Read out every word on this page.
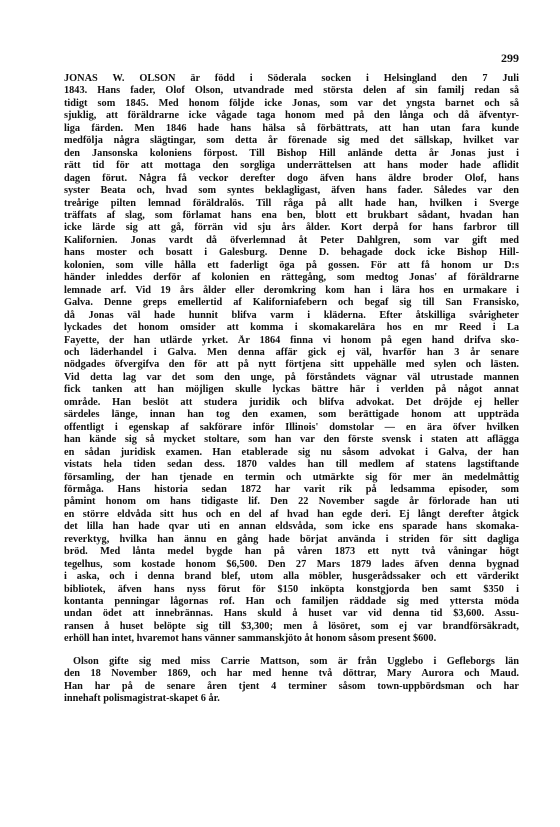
299
JONAS W. OLSON är född i Söderala socken i Helsingland den 7 Juli
1843. Hans fader, Olof Olson, utvandrade med största delen af sin familj redan så
tidigt som 1845. Med honom följde icke Jonas, som var det yngsta barnet och så
sjuklig, att föräldrarne icke vågade taga honom med på den långa och då äfventyr-
liga färden. Men 1846 hade hans hälsa så förbättrats, att han utan fara kunde
medfölja några slägtingar, som detta år förenade sig med det sällskap, hvilket var
den Jansonska koloniens förpost. Till Bishop Hill anlände detta år Jonas just i
rätt tid för att mottaga den sorgliga underrättelsen att hans moder hade aflidit
dagen förut. Några få veckor derefter dogo äfven hans äldre broder Olof, hans
syster Beata och, hvad som syntes beklagligast, äfven hans fader. Således var den
treårige pilten lemnad föräldralös. Till råga på allt hade han, hvilken i Sverge
träffats af slag, som förlamat hans ena ben, blott ett brukbart sådant, hvadan han
icke lärde sig att gå, förrän vid sju års ålder. Kort derpå for hans farbror till
Kalifornien. Jonas vardt då öfverlemnad åt Peter Dahlgren, som var gift med
hans moster och bosatt i Galesburg. Denne D. behagade dock icke Bishop Hill-
kolonien, som ville hålla ett faderligt öga på gossen. För att få honom ur D:s
händer inleddes derför af kolonien en rättegång, som medtog Jonas' af föräldrarne
lemnade arf. Vid 19 års ålder eller deromkring kom han i lära hos en urmakare i
Galva. Denne greps emellertid af Kaliforniafebern och begaf sig till San Fransisko,
då Jonas väl hade hunnit blifva varm i kläderna. Efter åtskilliga svårigheter
lyckades det honom omsider att komma i skomakarelära hos en mr Reed i La
Fayette, der han utlärde yrket. År 1864 finna vi honom på egen hand drifva sko-
och läderhandel i Galva. Men denna affär gick ej väl, hvarför han 3 år senare
nödgades öfvergifva den för att på nytt förtjena sitt uppehälle med sylen och lästen.
Vid detta lag var det som den unge, på förståndets vägnar väl utrustade mannen
fick tanken att han möjligen skulle lyckas bättre här i verlden på något annat
område. Han beslöt att studera juridik och blifva advokat. Det dröjde ej heller
särdeles länge, innan han tog den examen, som berättigade honom att uppträda
offentligt i egenskap af sakförare inför Illinois' domstolar — en ära öfver hvilken
han kände sig så mycket stoltare, som han var den förste svensk i staten att aflägga
en sådan juridisk examen. Han etablerade sig nu såsom advokat i Galva, der han
vistats hela tiden sedan dess. 1870 valdes han till medlem af statens lagstiftande
församling, der han tjenade en termin och utmärkte sig för mer än medelmåttig
förmåga. Hans historia sedan 1872 har varit rik på ledsamma episoder, som
påmint honom om hans tidigaste lif. Den 22 November sagde år förlorade han uti
en större eldvåda sitt hus och en del af hvad han egde deri. Ej långt derefter åtgick
det lilla han hade qvar uti en annan eldsvåda, som icke ens sparade hans skomaka-
reverktyg, hvilka han ännu en gång hade börjat använda i striden för sitt dagliga
bröd. Med lånta medel bygde han på våren 1873 ett nytt två våningar högt
tegelhus, som kostade honom $6,500. Den 27 Mars 1879 lades äfven denna bygnad
i aska, och i denna brand blef, utom alla möbler, husgerådssaker och ett värderikt
bibliotek, äfven hans nyss förut för $150 inköpta konstgjorda ben samt $350 i
kontanta penningar lågornas rof. Han och familjen räddade sig med yttersta möda
undan ödet att innebrännas. Hans skuld å huset var vid denna tid $3,600. Assu-
ransen å huset belöpte sig till $3,300; men å lösöret, som ej var brandförsäkradt,
erhöll han intet, hvaremot hans vänner sammanskjöto åt honom såsom present $600.
Olson gifte sig med miss Carrie Mattson, som är från Ugglebo i Gefleborgs län
den 18 November 1869, och har med henne två döttrar, Mary Aurora och Maud.
Han har på de senare åren tjent 4 terminer såsom town-uppbördsman och har
innehaft polismagistrat-skapet 6 år.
********************
> _Your task_
Transcribe each entry above exactly, apart from the pictures.

> _Solution to this exercise_
Read out every word on this page.
299
JONAS W. OLSON är född i Söderala socken i Helsingland den 7 Juli
1843. Hans fader, Olof Olson, utvandrade med största delen af sin familj redan så
tidigt som 1845. Med honom följde icke Jonas, som var det yngsta barnet och så
sjuklig, att föräldrarne icke vågade taga honom med på den långa och då äfventyr-
liga färden. Men 1846 hade hans hälsa så förbättrats, att han utan fara kunde
medfölja några slägtingar, som detta år förenade sig med det sällskap, hvilket var
den Jansonska koloniens förpost. Till Bishop Hill anlände detta år Jonas just i
rätt tid för att mottaga den sorgliga underrättelsen att hans moder hade aflidit
dagen förut. Några få veckor derefter dogo äfven hans äldre broder Olof, hans
syster Beata och, hvad som syntes beklagligast, äfven hans fader. Således var den
treårige pilten lemnad föräldralös. Till råga på allt hade han, hvilken i Sverge
träffats af slag, som förlamat hans ena ben, blott ett brukbart sådant, hvadan han
icke lärde sig att gå, förrän vid sju års ålder. Kort derpå for hans farbror till
Kalifornien. Jonas vardt då öfverlemnad åt Peter Dahlgren, som var gift med
hans moster och bosatt i Galesburg. Denne D. behagade dock icke Bishop Hill-
kolonien, som ville hålla ett faderligt öga på gossen. För att få honom ur D:s
händer inleddes derför af kolonien en rättegång, som medtog Jonas' af föräldrarne
lemnade arf. Vid 19 års ålder eller deromkring kom han i lära hos en urmakare i
Galva. Denne greps emellertid af Kaliforniafebern och begaf sig till San Fransisko,
då Jonas väl hade hunnit blifva varm i kläderna. Efter åtskilliga svårigheter
lyckades det honom omsider att komma i skomakarelära hos en mr Reed i La
Fayette, der han utlärde yrket. År 1864 finna vi honom på egen hand drifva sko-
och läderhandel i Galva. Men denna affär gick ej väl, hvarför han 3 år senare
nödgades öfvergifva den för att på nytt förtjena sitt uppehälle med sylen och lästen.
Vid detta lag var det som den unge, på förståndets vägnar väl utrustade mannen
fick tanken att han möjligen skulle lyckas bättre här i verlden på något annat
område. Han beslöt att studera juridik och blifva advokat. Det dröjde ej heller
särdeles länge, innan han tog den examen, som berättigade honom att uppträda
offentligt i egenskap af sakförare inför Illinois' domstolar — en ära öfver hvilken
han kände sig så mycket stoltare, som han var den förste svensk i staten att aflägga
en sådan juridisk examen. Han etablerade sig nu såsom advokat i Galva, der han
vistats hela tiden sedan dess. 1870 valdes han till medlem af statens lagstiftande
församling, der han tjenade en termin och utmärkte sig för mer än medelmåttig
förmåga. Hans historia sedan 1872 har varit rik på ledsamma episoder, som
påmint honom om hans tidigaste lif. Den 22 November sagde år förlorade han uti
en större eldvåda sitt hus och en del af hvad han egde deri. Ej långt derefter åtgick
det lilla han hade qvar uti en annan eldsvåda, som icke ens sparade hans skomaka-
reverktyg, hvilka han ännu en gång hade börjat använda i striden för sitt dagliga
bröd. Med lånta medel bygde han på våren 1873 ett nytt två våningar högt
tegelhus, som kostade honom $6,500. Den 27 Mars 1879 lades äfven denna bygnad
i aska, och i denna brand blef, utom alla möbler, husgerådssaker och ett värderikt
bibliotek, äfven hans nyss förut för $150 inköpta konstgjorda ben samt $350 i
kontanta penningar lågornas rof. Han och familjen räddade sig med yttersta möda
undan ödet att innebrännas. Hans skuld å huset var vid denna tid $3,600. Assu-
ransen å huset belöpte sig till $3,300; men å lösöret, som ej var brandförsäkradt,
erhöll han intet, hvaremot hans vänner sammanskjöto åt honom såsom present $600.
Olson gifte sig med miss Carrie Mattson, som är från Ugglebo i Gefleborgs län
den 18 November 1869, och har med henne två döttrar, Mary Aurora och Maud.
Han har på de senare åren tjent 4 terminer såsom town-uppbördsman och har
innehaft polismagistrat-skapet 6 år.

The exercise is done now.